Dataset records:
============
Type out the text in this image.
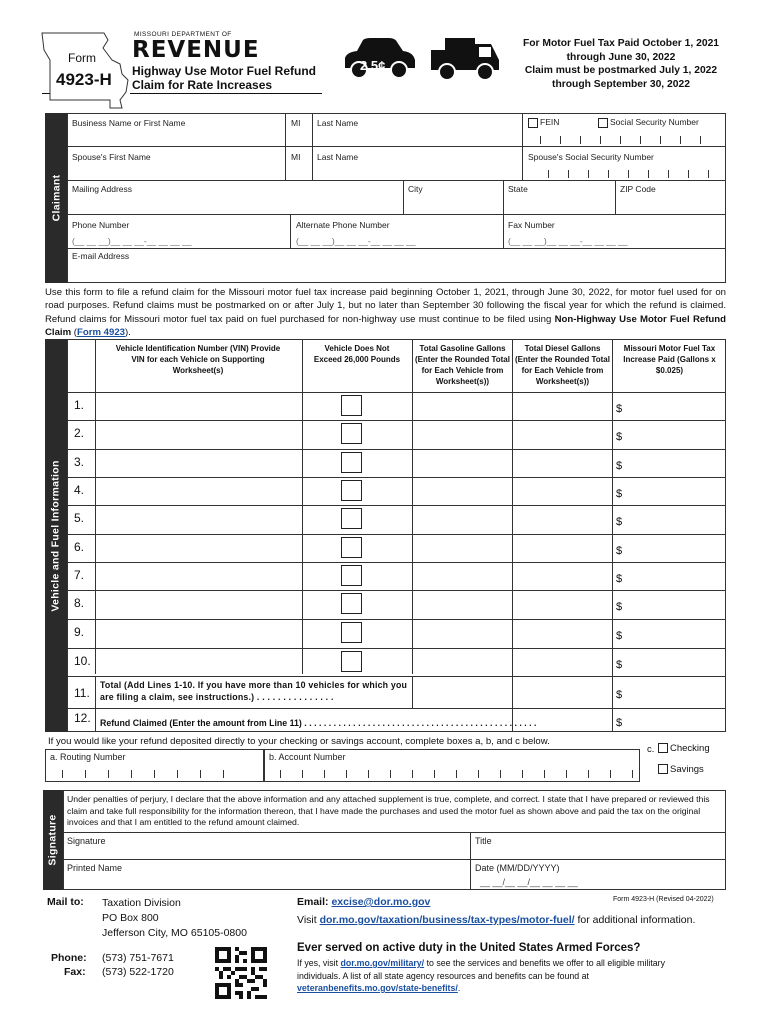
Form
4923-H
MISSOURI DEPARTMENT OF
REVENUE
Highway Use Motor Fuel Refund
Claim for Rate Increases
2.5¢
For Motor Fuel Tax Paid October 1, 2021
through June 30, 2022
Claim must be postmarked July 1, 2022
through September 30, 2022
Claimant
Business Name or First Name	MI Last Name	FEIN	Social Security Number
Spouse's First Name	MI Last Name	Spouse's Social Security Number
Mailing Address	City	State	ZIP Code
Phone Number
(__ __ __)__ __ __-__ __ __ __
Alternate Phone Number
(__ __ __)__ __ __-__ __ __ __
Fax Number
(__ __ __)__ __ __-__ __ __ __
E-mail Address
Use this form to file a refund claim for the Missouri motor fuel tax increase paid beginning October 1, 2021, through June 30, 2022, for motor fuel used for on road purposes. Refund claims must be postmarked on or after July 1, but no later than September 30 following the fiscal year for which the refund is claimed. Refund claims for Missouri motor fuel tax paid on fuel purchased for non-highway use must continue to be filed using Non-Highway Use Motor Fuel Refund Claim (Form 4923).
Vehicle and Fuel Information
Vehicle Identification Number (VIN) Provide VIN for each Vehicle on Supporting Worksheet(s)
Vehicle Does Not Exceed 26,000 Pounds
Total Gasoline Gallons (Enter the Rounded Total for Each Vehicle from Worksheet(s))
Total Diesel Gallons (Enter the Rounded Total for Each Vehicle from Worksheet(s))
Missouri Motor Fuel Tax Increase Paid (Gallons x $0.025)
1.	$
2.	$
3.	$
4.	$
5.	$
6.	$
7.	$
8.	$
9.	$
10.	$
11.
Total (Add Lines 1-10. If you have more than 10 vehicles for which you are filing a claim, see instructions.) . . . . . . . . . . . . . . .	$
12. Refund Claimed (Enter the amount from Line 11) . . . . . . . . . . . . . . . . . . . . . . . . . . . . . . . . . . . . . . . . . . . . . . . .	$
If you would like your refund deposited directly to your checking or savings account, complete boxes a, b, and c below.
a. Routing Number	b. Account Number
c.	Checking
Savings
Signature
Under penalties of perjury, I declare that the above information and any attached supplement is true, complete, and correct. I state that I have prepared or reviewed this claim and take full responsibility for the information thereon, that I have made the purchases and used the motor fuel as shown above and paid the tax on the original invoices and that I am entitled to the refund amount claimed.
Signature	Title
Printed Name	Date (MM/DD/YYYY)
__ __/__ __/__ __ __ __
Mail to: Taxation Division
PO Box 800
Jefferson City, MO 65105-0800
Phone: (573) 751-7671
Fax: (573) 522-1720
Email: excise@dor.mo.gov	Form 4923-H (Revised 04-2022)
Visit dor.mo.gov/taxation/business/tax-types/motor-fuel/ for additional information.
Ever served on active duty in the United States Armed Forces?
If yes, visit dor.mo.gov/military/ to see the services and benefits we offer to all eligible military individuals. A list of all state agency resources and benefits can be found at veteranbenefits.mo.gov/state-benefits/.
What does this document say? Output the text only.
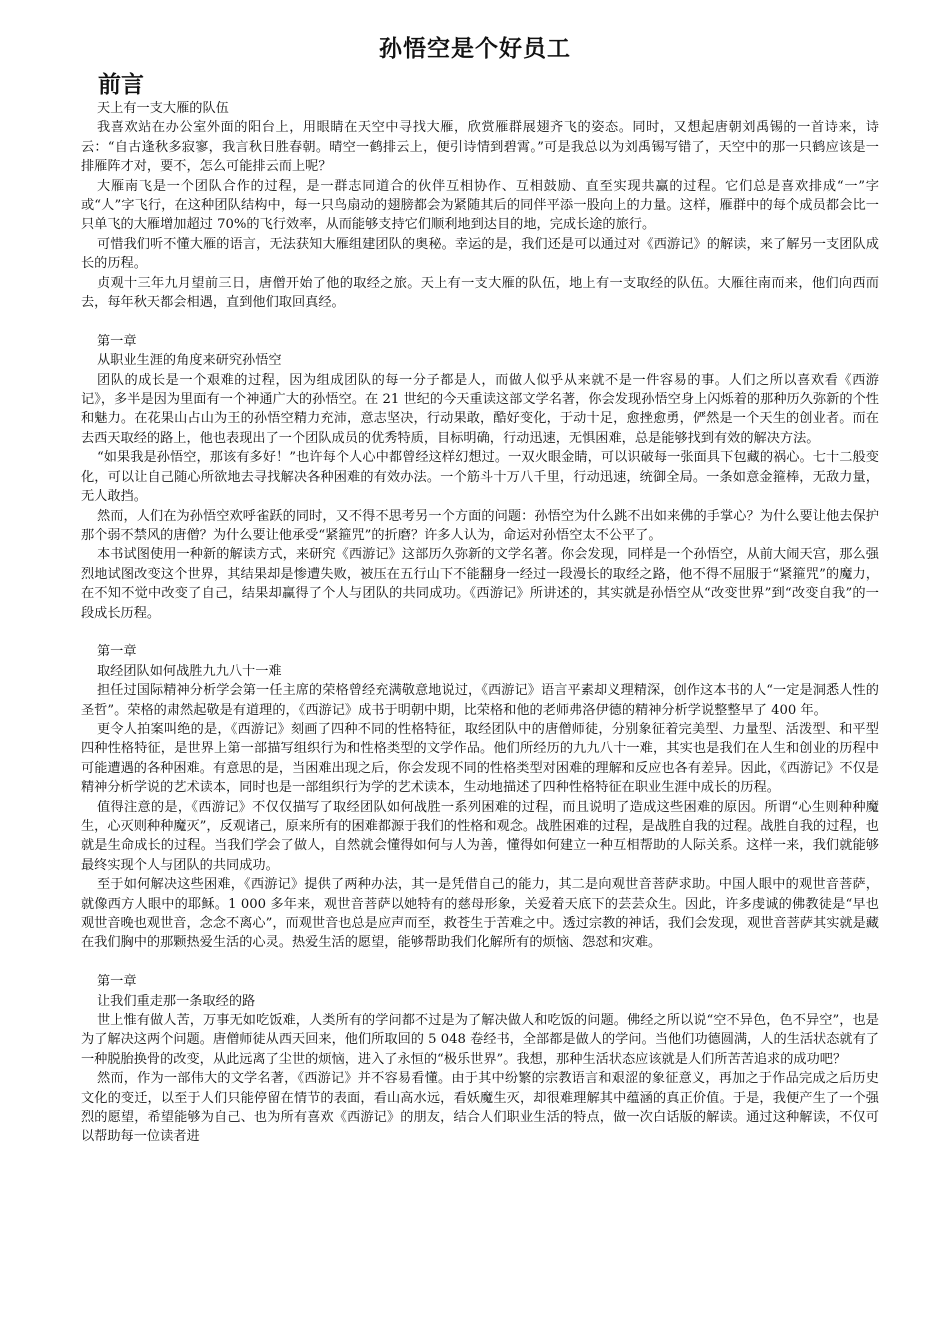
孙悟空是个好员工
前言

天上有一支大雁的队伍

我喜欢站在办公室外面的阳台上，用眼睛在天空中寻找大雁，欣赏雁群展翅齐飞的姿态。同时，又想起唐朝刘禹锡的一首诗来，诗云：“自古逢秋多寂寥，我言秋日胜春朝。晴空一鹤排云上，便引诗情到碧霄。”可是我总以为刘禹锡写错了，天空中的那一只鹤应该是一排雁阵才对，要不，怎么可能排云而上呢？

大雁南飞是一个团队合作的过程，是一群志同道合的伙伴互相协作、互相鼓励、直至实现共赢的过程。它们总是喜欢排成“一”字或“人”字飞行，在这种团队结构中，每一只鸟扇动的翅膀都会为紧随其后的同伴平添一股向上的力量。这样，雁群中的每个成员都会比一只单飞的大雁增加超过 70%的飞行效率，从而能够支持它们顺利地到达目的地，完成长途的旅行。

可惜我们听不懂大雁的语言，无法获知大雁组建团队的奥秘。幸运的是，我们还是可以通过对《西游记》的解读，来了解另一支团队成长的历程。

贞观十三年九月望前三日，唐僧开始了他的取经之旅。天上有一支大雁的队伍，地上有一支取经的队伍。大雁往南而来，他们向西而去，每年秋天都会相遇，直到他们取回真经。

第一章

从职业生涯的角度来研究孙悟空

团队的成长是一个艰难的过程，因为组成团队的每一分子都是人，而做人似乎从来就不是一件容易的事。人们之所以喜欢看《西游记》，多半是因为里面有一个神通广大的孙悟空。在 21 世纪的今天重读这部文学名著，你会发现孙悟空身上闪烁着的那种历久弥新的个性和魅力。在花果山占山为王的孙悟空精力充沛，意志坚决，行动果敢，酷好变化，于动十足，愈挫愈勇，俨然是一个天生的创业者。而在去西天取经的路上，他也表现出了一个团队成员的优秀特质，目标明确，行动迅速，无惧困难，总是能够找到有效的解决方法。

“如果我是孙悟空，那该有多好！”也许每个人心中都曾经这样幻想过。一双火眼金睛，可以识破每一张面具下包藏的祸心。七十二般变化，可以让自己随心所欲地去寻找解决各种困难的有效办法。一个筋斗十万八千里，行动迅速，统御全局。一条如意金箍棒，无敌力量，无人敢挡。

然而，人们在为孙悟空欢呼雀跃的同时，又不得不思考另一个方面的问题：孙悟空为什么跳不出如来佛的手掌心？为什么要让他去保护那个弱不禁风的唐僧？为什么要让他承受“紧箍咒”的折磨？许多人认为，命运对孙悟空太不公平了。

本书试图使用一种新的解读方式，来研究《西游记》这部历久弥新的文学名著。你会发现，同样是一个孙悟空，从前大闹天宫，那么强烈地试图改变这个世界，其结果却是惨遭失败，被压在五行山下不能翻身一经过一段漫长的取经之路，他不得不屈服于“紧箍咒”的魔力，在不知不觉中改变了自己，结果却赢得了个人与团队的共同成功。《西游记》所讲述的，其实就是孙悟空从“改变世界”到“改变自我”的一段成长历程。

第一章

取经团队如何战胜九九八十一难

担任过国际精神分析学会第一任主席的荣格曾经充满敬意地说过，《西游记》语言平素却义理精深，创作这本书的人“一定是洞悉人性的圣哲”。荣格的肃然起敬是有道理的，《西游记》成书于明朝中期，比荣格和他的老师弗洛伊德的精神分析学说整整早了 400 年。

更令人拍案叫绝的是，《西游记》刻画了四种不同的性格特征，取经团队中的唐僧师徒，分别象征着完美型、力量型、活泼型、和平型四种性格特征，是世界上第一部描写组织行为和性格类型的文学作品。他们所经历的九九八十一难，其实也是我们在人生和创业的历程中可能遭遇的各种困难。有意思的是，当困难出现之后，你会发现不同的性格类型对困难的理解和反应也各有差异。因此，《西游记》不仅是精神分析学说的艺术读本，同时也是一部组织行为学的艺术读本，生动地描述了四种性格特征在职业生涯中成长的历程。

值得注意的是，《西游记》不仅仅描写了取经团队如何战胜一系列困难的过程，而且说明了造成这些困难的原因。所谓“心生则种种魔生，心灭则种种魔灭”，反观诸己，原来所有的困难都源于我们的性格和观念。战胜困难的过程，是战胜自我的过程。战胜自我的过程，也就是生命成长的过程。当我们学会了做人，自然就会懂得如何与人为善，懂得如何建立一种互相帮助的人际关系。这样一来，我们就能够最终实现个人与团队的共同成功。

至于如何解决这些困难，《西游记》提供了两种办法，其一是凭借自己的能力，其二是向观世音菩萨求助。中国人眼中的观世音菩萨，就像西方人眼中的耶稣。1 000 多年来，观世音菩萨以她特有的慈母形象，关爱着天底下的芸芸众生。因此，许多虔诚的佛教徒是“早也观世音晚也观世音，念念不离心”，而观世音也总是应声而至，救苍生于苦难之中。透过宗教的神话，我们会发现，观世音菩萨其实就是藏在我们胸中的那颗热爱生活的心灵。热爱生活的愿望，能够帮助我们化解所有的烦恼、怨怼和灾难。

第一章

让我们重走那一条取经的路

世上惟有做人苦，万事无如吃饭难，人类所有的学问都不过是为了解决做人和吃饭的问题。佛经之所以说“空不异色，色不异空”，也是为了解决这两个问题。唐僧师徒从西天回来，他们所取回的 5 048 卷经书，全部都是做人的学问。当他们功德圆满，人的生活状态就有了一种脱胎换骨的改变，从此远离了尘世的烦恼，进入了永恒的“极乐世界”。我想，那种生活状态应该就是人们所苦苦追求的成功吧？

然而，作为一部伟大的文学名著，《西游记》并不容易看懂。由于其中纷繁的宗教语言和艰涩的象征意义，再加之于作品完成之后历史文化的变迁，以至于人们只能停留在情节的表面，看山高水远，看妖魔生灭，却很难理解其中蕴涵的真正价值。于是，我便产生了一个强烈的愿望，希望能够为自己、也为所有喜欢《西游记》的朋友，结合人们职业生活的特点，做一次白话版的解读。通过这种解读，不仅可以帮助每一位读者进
============
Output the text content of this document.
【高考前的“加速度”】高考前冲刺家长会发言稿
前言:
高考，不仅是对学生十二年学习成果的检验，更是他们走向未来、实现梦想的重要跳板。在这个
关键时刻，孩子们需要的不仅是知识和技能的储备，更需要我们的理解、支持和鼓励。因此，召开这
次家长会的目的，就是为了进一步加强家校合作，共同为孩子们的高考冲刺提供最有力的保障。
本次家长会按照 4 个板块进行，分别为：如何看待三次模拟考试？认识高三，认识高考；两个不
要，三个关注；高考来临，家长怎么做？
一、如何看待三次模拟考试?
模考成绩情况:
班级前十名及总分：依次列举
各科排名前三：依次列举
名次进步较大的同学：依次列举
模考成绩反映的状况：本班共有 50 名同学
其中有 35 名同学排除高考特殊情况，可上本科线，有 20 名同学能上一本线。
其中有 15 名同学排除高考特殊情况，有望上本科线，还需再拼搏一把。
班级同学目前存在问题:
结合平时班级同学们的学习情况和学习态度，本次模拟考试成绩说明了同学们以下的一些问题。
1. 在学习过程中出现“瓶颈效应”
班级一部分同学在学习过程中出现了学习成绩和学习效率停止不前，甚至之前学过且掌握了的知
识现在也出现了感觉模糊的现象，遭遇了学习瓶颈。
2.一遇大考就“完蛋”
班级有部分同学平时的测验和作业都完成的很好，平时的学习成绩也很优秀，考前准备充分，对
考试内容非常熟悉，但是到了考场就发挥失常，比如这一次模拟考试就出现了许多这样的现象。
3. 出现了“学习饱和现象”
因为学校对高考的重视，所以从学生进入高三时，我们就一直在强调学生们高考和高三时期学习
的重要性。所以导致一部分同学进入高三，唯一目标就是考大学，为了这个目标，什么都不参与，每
============
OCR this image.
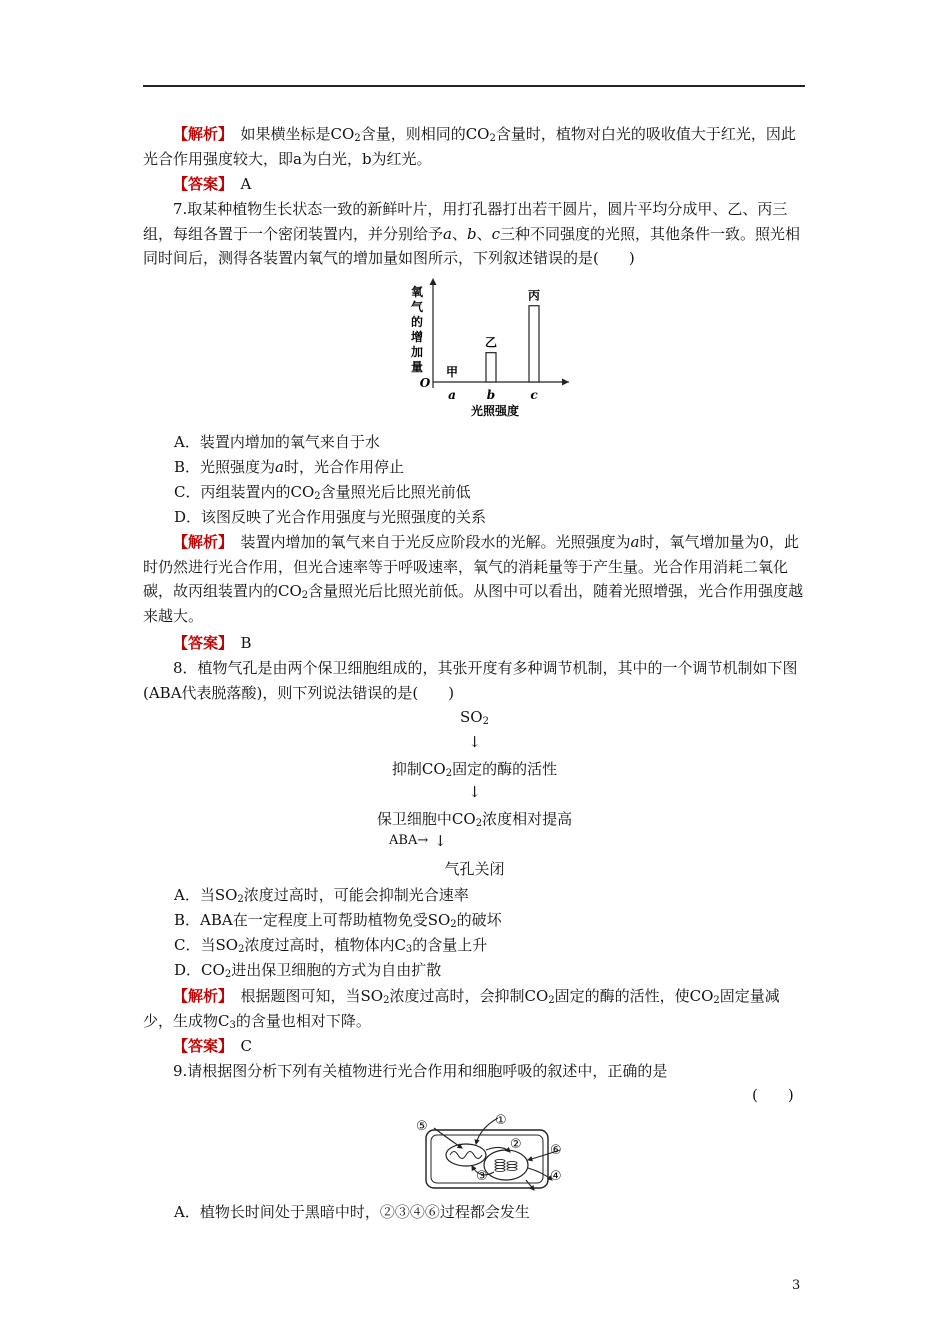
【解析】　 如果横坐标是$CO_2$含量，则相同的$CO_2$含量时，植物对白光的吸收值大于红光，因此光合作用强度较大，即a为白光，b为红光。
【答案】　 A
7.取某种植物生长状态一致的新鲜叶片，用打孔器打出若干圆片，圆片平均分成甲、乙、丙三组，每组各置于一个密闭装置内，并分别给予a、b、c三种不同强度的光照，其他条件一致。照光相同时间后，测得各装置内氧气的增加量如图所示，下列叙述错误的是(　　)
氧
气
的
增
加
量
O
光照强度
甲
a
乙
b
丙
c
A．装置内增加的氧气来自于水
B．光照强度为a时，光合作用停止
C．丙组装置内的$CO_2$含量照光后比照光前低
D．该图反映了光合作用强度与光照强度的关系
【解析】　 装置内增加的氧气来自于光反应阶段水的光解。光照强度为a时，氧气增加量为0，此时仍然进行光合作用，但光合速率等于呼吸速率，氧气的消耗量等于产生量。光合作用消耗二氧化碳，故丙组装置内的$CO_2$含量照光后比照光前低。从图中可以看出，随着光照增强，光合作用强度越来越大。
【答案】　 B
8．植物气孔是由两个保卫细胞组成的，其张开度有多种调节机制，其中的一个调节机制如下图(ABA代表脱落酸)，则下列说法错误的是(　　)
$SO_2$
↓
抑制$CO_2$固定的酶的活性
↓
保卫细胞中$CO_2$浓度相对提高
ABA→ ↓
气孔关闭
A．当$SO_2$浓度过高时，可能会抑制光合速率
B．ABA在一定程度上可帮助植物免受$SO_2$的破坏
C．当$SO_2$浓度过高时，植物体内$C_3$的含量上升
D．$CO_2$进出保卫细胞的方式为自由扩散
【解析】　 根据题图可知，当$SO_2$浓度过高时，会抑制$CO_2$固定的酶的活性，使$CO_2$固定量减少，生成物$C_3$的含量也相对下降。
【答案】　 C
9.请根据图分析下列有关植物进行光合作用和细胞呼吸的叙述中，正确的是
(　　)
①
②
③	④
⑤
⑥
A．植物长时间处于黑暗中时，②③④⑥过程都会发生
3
============
Find every line in the entries that includes the word "October", then state how many there are and nothing else.

- [Result of the exercise] 2